CHALLENGE – Look through the data below. Collect every line where the word "учетом" occurs.

Collected data entries
--

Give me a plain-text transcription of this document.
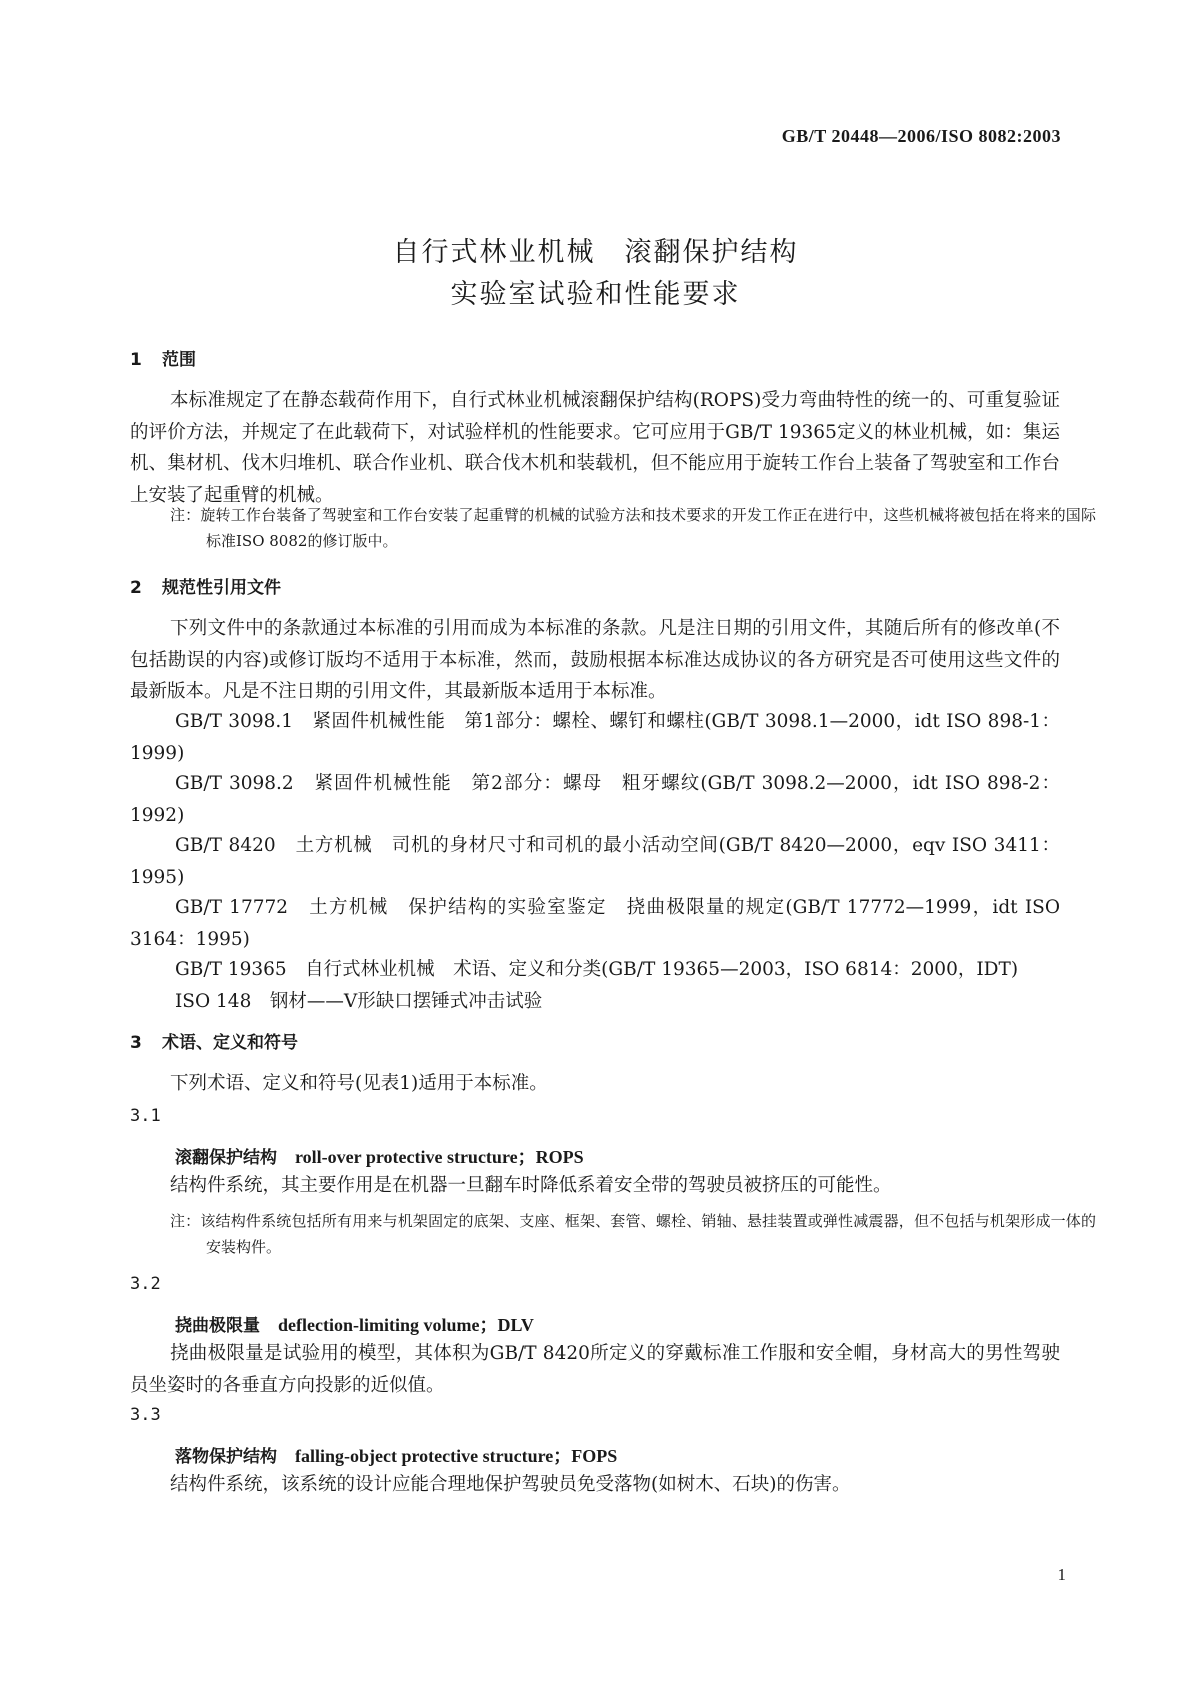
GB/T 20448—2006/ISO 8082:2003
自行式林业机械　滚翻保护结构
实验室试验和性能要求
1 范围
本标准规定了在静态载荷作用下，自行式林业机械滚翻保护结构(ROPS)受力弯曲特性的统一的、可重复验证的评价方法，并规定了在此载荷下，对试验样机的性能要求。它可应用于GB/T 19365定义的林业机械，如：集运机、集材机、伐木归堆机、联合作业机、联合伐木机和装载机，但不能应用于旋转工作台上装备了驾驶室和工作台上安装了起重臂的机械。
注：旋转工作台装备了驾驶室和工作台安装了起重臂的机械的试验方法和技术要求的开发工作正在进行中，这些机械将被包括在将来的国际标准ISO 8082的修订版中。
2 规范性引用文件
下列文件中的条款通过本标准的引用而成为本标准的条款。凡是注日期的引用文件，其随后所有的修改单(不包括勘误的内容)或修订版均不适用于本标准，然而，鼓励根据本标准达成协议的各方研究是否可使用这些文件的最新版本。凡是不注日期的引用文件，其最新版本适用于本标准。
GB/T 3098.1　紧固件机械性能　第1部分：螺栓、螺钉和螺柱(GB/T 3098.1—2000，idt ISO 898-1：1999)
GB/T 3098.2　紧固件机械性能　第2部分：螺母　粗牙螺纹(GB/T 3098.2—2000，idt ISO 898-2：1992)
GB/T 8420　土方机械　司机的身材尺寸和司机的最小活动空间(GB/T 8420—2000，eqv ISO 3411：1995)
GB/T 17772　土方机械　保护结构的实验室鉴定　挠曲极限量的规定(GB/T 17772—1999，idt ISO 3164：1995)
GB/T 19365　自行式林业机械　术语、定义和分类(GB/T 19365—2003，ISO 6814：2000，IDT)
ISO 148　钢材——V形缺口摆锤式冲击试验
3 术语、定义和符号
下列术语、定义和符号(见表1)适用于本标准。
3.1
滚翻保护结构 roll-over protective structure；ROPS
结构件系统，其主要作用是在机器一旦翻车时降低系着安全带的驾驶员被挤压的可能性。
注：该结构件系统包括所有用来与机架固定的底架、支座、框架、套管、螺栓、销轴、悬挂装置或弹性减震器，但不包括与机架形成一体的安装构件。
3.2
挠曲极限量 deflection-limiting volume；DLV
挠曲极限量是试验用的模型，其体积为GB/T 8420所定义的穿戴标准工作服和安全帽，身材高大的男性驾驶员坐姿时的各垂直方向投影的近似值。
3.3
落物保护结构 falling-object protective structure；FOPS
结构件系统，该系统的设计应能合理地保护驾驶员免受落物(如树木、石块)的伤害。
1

--

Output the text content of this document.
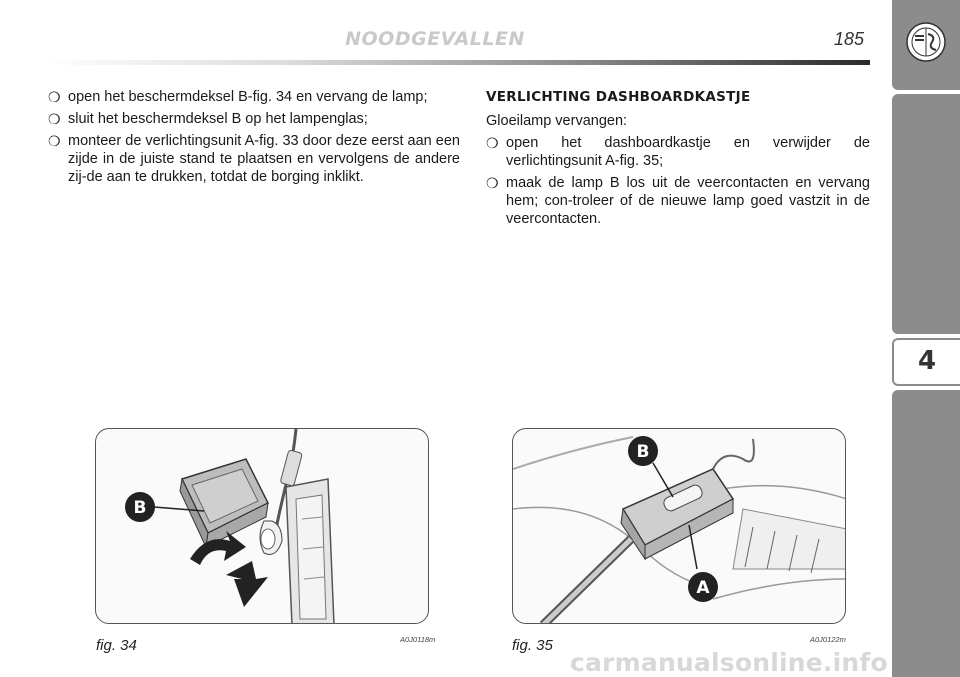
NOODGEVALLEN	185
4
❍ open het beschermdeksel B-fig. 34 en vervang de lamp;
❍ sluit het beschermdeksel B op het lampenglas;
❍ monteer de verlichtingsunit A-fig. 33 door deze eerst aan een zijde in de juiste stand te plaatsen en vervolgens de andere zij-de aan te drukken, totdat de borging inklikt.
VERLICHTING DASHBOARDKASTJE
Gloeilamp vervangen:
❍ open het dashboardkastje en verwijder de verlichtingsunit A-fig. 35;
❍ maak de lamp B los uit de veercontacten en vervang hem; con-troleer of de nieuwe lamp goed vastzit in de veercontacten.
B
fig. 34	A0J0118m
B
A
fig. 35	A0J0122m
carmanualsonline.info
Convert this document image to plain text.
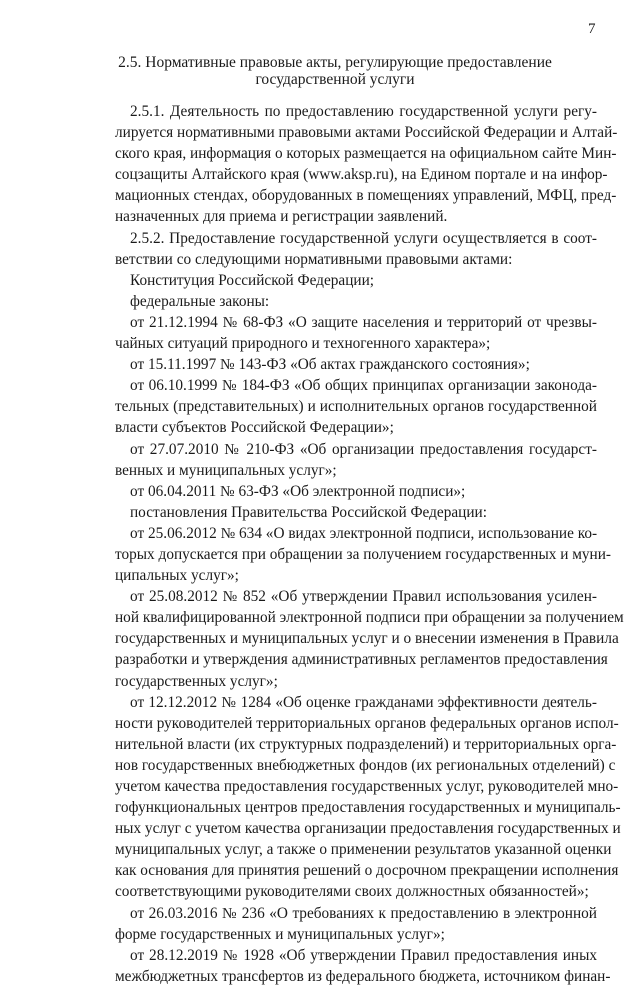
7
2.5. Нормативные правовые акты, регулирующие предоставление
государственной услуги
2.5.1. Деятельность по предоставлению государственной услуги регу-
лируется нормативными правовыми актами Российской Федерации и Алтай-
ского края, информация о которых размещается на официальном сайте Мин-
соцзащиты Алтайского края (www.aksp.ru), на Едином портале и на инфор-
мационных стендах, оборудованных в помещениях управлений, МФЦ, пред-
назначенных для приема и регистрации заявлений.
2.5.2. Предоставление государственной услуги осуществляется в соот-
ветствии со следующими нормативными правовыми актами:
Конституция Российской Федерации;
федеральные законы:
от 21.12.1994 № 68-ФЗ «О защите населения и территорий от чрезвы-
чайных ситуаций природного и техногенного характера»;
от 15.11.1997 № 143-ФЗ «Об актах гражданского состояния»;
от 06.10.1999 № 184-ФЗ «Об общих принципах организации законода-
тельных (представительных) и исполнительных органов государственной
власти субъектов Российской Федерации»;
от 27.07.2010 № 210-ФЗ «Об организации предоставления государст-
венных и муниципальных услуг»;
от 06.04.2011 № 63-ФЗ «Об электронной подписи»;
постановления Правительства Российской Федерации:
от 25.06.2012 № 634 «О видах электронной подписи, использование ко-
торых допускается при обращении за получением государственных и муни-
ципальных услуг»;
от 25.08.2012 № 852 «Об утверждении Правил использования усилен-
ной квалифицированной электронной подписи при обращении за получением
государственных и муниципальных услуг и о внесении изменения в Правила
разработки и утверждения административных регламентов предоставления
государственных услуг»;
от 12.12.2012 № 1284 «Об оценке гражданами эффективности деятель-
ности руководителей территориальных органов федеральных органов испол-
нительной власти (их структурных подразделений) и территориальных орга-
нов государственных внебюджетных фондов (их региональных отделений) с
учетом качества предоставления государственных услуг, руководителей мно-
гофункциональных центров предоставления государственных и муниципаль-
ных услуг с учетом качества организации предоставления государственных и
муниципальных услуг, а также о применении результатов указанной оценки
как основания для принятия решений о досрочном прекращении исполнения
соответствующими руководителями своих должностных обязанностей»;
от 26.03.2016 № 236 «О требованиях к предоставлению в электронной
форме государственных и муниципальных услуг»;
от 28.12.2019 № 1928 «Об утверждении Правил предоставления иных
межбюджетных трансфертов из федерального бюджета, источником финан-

--

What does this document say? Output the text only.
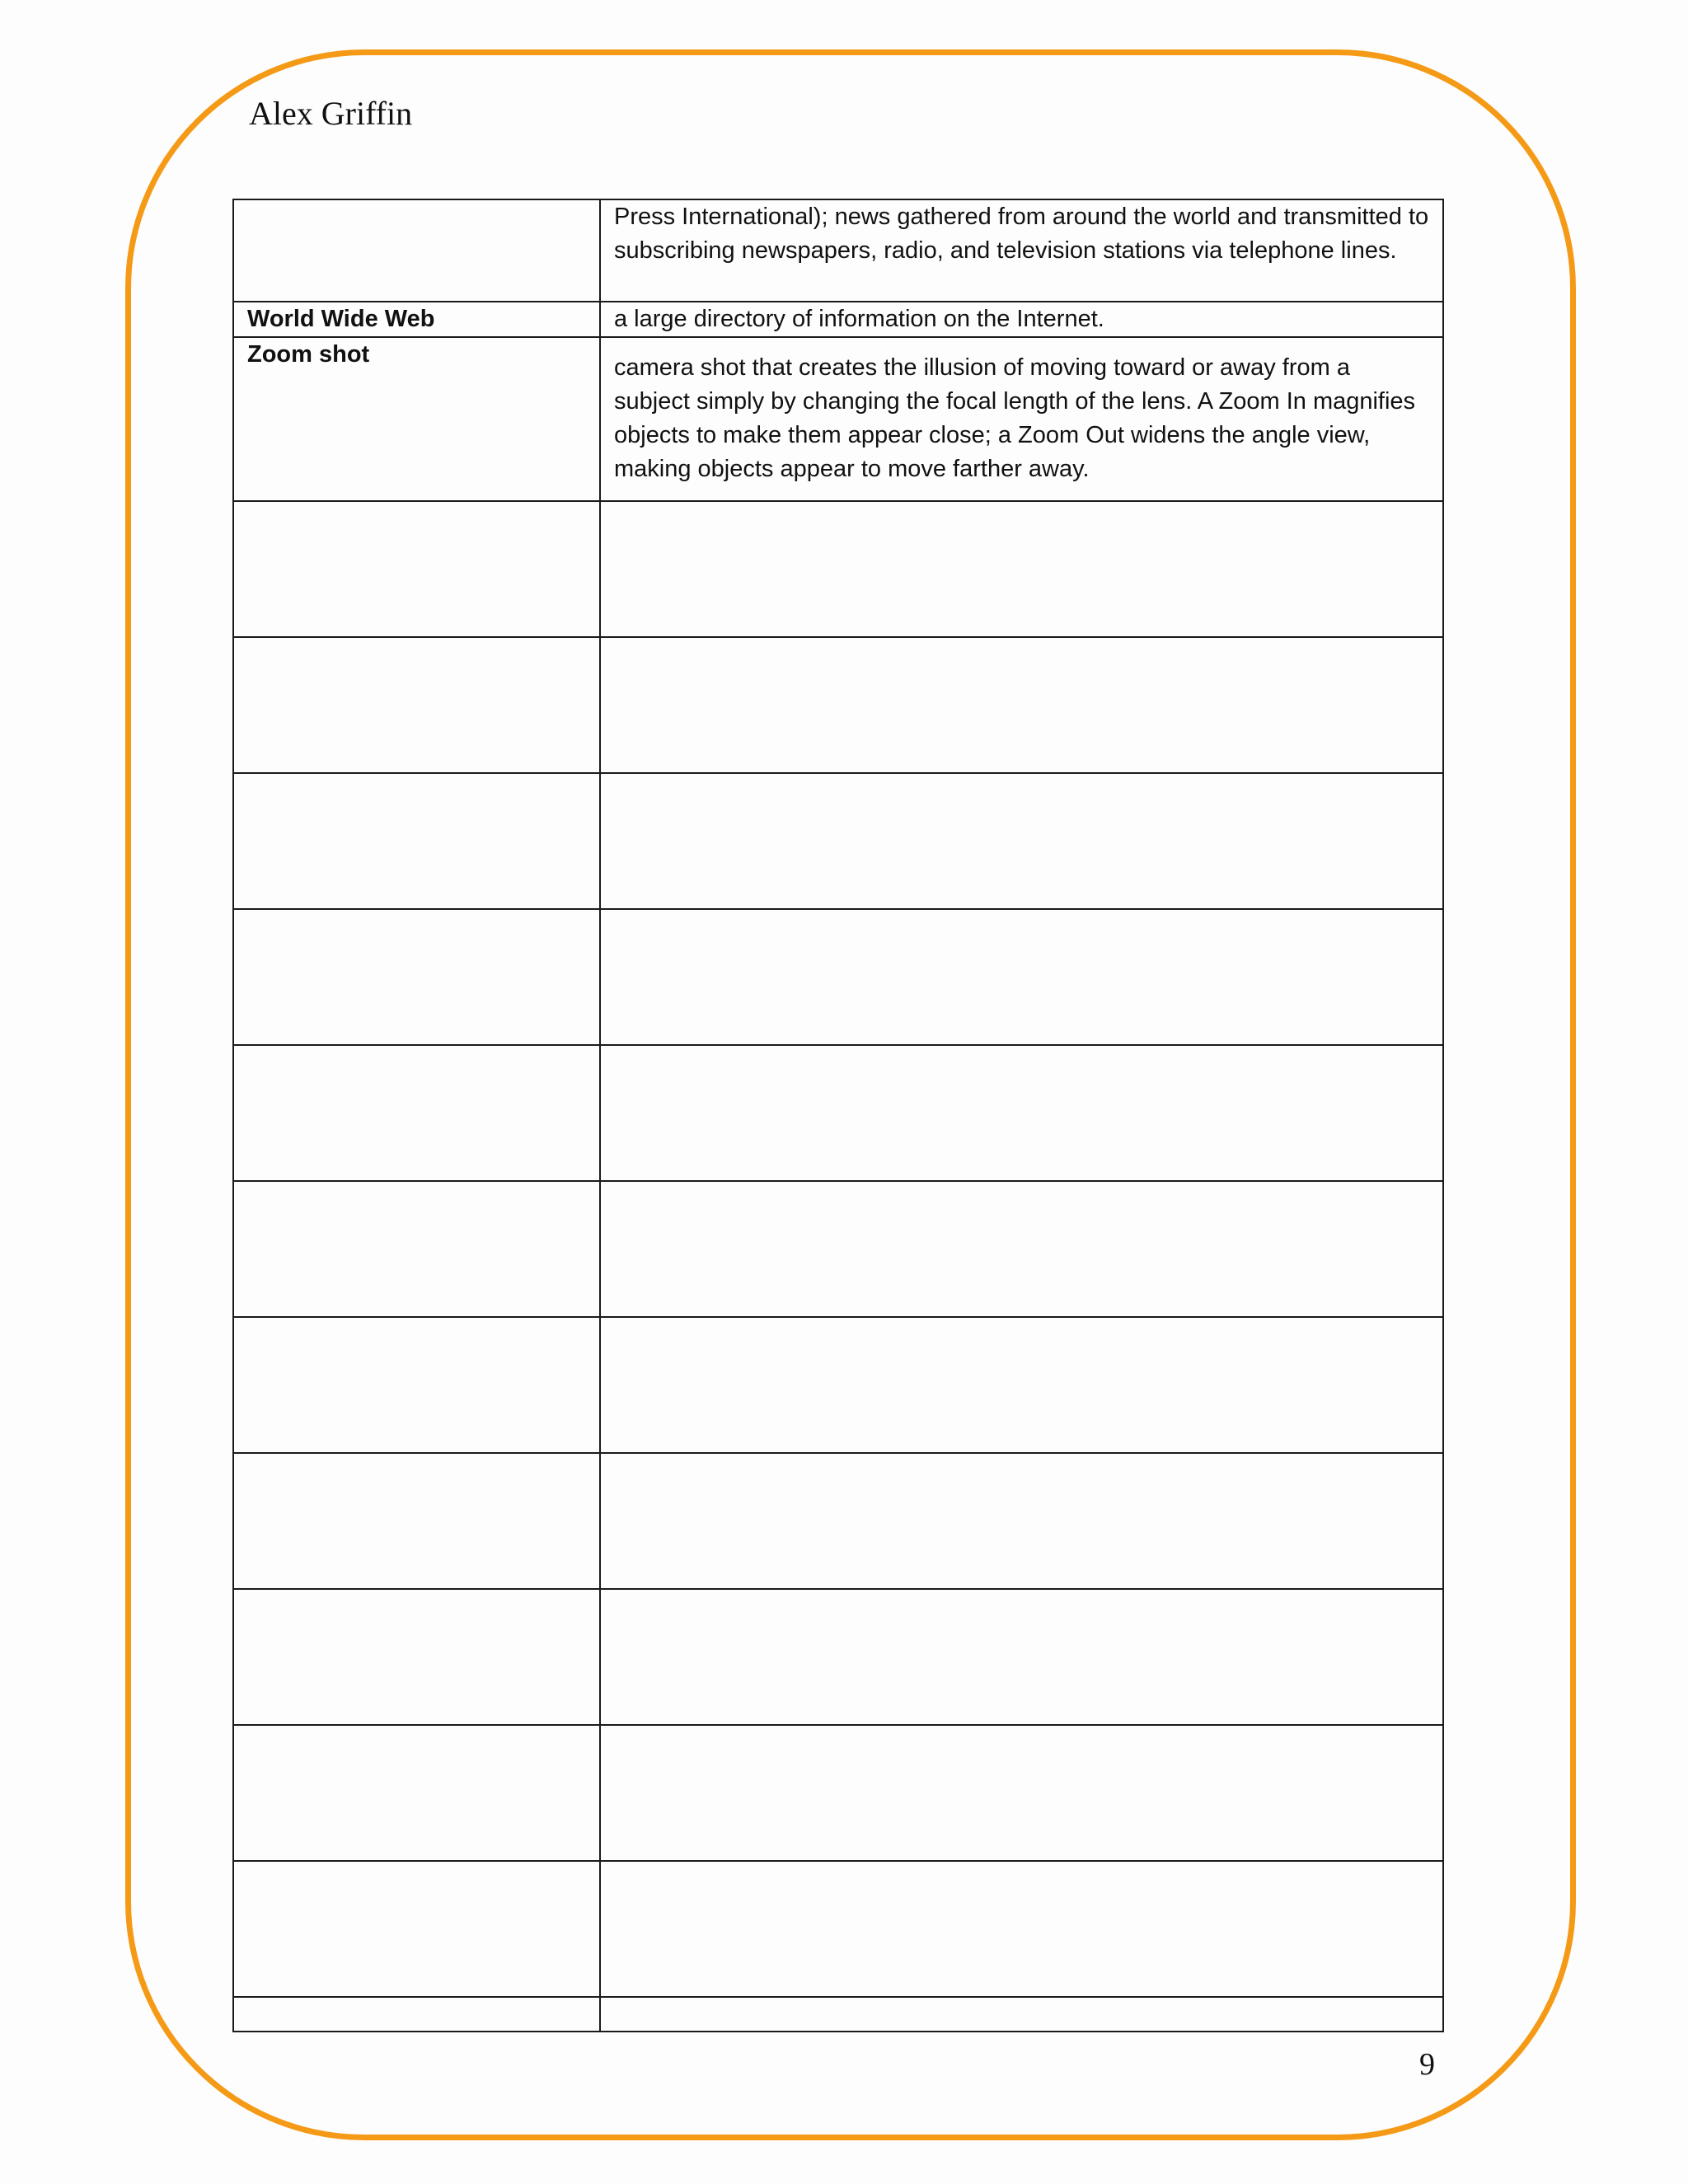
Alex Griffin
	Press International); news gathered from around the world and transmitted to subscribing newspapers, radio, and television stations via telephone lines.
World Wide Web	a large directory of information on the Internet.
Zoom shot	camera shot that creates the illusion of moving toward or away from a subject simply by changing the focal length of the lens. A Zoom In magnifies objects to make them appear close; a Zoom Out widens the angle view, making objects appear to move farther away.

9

--

EXERCISE RESULT –
учетом качества предоставления государственных услуг, руководителей мно-
ных услуг с учетом качества организации предоставления государственных и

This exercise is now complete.